--- START OF Excerpted data ---

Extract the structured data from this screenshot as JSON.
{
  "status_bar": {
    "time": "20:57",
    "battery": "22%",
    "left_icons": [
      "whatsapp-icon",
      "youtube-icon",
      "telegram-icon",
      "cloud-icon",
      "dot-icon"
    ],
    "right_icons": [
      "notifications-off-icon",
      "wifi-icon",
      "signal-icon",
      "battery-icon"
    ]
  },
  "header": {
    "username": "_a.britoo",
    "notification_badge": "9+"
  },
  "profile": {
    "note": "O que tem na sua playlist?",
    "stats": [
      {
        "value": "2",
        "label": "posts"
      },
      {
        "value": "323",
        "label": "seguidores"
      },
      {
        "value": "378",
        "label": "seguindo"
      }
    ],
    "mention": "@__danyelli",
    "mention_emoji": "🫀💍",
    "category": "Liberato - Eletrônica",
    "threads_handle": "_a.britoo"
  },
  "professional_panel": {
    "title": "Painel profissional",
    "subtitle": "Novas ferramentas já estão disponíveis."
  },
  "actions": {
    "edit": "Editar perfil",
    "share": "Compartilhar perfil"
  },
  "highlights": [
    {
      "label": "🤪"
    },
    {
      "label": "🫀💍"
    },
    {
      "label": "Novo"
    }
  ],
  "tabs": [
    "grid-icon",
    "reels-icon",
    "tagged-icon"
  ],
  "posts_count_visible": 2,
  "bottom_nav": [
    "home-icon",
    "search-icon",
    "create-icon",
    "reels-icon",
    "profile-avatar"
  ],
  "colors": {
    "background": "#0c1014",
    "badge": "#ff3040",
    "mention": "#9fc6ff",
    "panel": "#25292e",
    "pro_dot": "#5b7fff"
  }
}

--- END OF Excerpted data ---

**Instructions to follow:** In the listing, find each line with the string "perfil" and copy it.

**Task result:**
    "edit": "Editar perfil",
    "share": "Compartilhar perfil"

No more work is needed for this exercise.